--- The records ---

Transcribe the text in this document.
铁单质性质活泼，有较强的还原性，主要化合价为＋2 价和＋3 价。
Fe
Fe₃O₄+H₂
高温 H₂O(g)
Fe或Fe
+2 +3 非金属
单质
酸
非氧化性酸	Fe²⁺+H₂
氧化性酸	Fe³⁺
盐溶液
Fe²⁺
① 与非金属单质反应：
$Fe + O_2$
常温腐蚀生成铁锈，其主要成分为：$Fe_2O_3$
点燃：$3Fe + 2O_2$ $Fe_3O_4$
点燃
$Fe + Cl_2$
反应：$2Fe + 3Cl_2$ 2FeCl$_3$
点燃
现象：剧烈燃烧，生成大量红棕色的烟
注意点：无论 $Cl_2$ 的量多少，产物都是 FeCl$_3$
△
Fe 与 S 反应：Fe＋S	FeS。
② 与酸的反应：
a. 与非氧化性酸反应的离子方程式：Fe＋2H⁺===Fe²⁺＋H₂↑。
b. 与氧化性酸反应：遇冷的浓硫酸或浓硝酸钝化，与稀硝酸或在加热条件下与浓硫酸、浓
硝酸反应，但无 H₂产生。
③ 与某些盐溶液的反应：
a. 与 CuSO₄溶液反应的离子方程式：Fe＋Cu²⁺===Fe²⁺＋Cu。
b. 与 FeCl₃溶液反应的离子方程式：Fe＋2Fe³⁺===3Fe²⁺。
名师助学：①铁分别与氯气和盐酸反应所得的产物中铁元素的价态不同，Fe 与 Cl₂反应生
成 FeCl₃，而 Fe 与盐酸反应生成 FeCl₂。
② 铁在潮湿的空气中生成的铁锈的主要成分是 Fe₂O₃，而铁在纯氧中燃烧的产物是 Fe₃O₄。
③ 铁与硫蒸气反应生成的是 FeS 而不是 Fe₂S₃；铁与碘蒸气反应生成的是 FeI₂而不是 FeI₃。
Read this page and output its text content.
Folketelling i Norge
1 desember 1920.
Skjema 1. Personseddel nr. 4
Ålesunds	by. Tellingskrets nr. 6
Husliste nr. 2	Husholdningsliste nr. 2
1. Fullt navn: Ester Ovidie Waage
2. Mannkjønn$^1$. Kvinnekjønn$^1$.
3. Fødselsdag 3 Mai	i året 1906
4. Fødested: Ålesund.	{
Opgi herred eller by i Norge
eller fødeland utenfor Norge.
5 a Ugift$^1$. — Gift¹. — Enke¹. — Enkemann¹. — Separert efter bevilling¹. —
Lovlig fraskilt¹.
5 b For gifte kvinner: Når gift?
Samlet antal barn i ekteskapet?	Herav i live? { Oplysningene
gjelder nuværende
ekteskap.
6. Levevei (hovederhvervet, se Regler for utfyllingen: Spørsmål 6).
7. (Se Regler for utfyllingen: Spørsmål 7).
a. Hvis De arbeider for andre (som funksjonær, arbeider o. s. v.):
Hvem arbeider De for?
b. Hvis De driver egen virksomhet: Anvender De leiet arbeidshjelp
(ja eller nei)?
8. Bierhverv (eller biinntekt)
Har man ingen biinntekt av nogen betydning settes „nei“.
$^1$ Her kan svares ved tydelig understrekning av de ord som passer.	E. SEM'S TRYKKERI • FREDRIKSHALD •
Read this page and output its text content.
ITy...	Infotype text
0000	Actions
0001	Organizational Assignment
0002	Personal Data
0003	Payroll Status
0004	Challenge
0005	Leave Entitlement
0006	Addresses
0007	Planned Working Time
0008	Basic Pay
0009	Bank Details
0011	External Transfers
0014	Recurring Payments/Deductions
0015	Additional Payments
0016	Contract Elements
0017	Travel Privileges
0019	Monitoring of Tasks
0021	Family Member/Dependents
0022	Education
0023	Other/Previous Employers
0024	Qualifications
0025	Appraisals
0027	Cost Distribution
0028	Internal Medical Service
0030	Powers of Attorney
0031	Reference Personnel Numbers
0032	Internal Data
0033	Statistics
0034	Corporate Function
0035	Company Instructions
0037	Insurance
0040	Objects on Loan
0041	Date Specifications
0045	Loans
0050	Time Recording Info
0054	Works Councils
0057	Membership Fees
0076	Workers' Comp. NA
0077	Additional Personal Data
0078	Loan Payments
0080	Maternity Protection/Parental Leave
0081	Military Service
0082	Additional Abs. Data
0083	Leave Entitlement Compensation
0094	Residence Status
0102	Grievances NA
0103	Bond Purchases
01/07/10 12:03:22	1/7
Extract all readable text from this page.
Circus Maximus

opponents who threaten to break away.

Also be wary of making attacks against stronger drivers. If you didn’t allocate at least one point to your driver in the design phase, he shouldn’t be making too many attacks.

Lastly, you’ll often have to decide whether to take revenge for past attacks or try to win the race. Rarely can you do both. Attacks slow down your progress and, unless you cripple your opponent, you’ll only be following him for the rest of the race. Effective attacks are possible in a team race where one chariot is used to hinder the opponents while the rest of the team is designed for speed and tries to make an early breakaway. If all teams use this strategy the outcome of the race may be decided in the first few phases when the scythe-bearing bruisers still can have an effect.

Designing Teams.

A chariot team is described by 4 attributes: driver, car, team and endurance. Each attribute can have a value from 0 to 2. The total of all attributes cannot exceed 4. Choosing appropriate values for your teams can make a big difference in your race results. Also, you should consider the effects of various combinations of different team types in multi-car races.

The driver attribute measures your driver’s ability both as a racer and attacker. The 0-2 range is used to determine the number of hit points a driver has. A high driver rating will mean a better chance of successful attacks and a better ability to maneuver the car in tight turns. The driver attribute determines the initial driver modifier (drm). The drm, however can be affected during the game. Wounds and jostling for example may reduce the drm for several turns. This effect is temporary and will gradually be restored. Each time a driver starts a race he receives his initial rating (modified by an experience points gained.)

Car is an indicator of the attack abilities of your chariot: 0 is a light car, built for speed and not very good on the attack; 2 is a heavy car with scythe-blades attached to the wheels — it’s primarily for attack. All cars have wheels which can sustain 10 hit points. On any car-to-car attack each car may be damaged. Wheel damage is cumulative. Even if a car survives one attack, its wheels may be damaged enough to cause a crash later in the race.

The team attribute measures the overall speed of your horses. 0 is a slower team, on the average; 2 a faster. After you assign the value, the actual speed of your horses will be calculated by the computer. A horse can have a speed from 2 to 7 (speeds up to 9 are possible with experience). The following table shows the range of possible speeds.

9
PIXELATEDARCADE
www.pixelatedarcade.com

---

◆ Aim: Repeat the material from above exactly, word for word.

◆ Response:
Transcribe the text in this document.
铁单质性质活泼，有较强的还原性，主要化合价为＋2 价和＋3 价。
Fe
Fe₃O₄+H₂
高温 H₂O(g)
Fe或Fe
+2 +3 非金属
单质
酸
非氧化性酸	Fe²⁺+H₂
氧化性酸	Fe³⁺
盐溶液
Fe²⁺
① 与非金属单质反应：
$Fe + O_2$
常温腐蚀生成铁锈，其主要成分为：$Fe_2O_3$
点燃：$3Fe + 2O_2$ $Fe_3O_4$
点燃
$Fe + Cl_2$
反应：$2Fe + 3Cl_2$ 2FeCl$_3$
点燃
现象：剧烈燃烧，生成大量红棕色的烟
注意点：无论 $Cl_2$ 的量多少，产物都是 FeCl$_3$
△
Fe 与 S 反应：Fe＋S	FeS。
② 与酸的反应：
a. 与非氧化性酸反应的离子方程式：Fe＋2H⁺===Fe²⁺＋H₂↑。
b. 与氧化性酸反应：遇冷的浓硫酸或浓硝酸钝化，与稀硝酸或在加热条件下与浓硫酸、浓
硝酸反应，但无 H₂产生。
③ 与某些盐溶液的反应：
a. 与 CuSO₄溶液反应的离子方程式：Fe＋Cu²⁺===Fe²⁺＋Cu。
b. 与 FeCl₃溶液反应的离子方程式：Fe＋2Fe³⁺===3Fe²⁺。
名师助学：①铁分别与氯气和盐酸反应所得的产物中铁元素的价态不同，Fe 与 Cl₂反应生
成 FeCl₃，而 Fe 与盐酸反应生成 FeCl₂。
② 铁在潮湿的空气中生成的铁锈的主要成分是 Fe₂O₃，而铁在纯氧中燃烧的产物是 Fe₃O₄。
③ 铁与硫蒸气反应生成的是 FeS 而不是 Fe₂S₃；铁与碘蒸气反应生成的是 FeI₂而不是 FeI₃。
Read this page and output its text content.
Folketelling i Norge
1 desember 1920.
Skjema 1. Personseddel nr. 4
Ålesunds	by. Tellingskrets nr. 6
Husliste nr. 2	Husholdningsliste nr. 2
1. Fullt navn: Ester Ovidie Waage
2. Mannkjønn$^1$. Kvinnekjønn$^1$.
3. Fødselsdag 3 Mai	i året 1906
4. Fødested: Ålesund.	{
Opgi herred eller by i Norge
eller fødeland utenfor Norge.
5 a Ugift$^1$. — Gift¹. — Enke¹. — Enkemann¹. — Separert efter bevilling¹. —
Lovlig fraskilt¹.
5 b For gifte kvinner: Når gift?
Samlet antal barn i ekteskapet?	Herav i live? { Oplysningene
gjelder nuværende
ekteskap.
6. Levevei (hovederhvervet, se Regler for utfyllingen: Spørsmål 6).
7. (Se Regler for utfyllingen: Spørsmål 7).
a. Hvis De arbeider for andre (som funksjonær, arbeider o. s. v.):
Hvem arbeider De for?
b. Hvis De driver egen virksomhet: Anvender De leiet arbeidshjelp
(ja eller nei)?
8. Bierhverv (eller biinntekt)
Har man ingen biinntekt av nogen betydning settes „nei“.
$^1$ Her kan svares ved tydelig understrekning av de ord som passer.	E. SEM'S TRYKKERI • FREDRIKSHALD •
Read this page and output its text content.
ITy...	Infotype text
0000	Actions
0001	Organizational Assignment
0002	Personal Data
0003	Payroll Status
0004	Challenge
0005	Leave Entitlement
0006	Addresses
0007	Planned Working Time
0008	Basic Pay
0009	Bank Details
0011	External Transfers
0014	Recurring Payments/Deductions
0015	Additional Payments
0016	Contract Elements
0017	Travel Privileges
0019	Monitoring of Tasks
0021	Family Member/Dependents
0022	Education
0023	Other/Previous Employers
0024	Qualifications
0025	Appraisals
0027	Cost Distribution
0028	Internal Medical Service
0030	Powers of Attorney
0031	Reference Personnel Numbers
0032	Internal Data
0033	Statistics
0034	Corporate Function
0035	Company Instructions
0037	Insurance
0040	Objects on Loan
0041	Date Specifications
0045	Loans
0050	Time Recording Info
0054	Works Councils
0057	Membership Fees
0076	Workers' Comp. NA
0077	Additional Personal Data
0078	Loan Payments
0080	Maternity Protection/Parental Leave
0081	Military Service
0082	Additional Abs. Data
0083	Leave Entitlement Compensation
0094	Residence Status
0102	Grievances NA
0103	Bond Purchases
01/07/10 12:03:22	1/7
Extract all readable text from this page.
Circus Maximus

opponents who threaten to break away.

Also be wary of making attacks against stronger drivers. If you didn’t allocate at least one point to your driver in the design phase, he shouldn’t be making too many attacks.

Lastly, you’ll often have to decide whether to take revenge for past attacks or try to win the race. Rarely can you do both. Attacks slow down your progress and, unless you cripple your opponent, you’ll only be following him for the rest of the race. Effective attacks are possible in a team race where one chariot is used to hinder the opponents while the rest of the team is designed for speed and tries to make an early breakaway. If all teams use this strategy the outcome of the race may be decided in the first few phases when the scythe-bearing bruisers still can have an effect.

Designing Teams.

A chariot team is described by 4 attributes: driver, car, team and endurance. Each attribute can have a value from 0 to 2. The total of all attributes cannot exceed 4. Choosing appropriate values for your teams can make a big difference in your race results. Also, you should consider the effects of various combinations of different team types in multi-car races.

The driver attribute measures your driver’s ability both as a racer and attacker. The 0-2 range is used to determine the number of hit points a driver has. A high driver rating will mean a better chance of successful attacks and a better ability to maneuver the car in tight turns. The driver attribute determines the initial driver modifier (drm). The drm, however can be affected during the game. Wounds and jostling for example may reduce the drm for several turns. This effect is temporary and will gradually be restored. Each time a driver starts a race he receives his initial rating (modified by an experience points gained.)

Car is an indicator of the attack abilities of your chariot: 0 is a light car, built for speed and not very good on the attack; 2 is a heavy car with scythe-blades attached to the wheels — it’s primarily for attack. All cars have wheels which can sustain 10 hit points. On any car-to-car attack each car may be damaged. Wheel damage is cumulative. Even if a car survives one attack, its wheels may be damaged enough to cause a crash later in the race.

The team attribute measures the overall speed of your horses. 0 is a slower team, on the average; 2 a faster. After you assign the value, the actual speed of your horses will be calculated by the computer. A horse can have a speed from 2 to 7 (speeds up to 9 are possible with experience). The following table shows the range of possible speeds.

9
PIXELATEDARCADE
www.pixelatedarcade.com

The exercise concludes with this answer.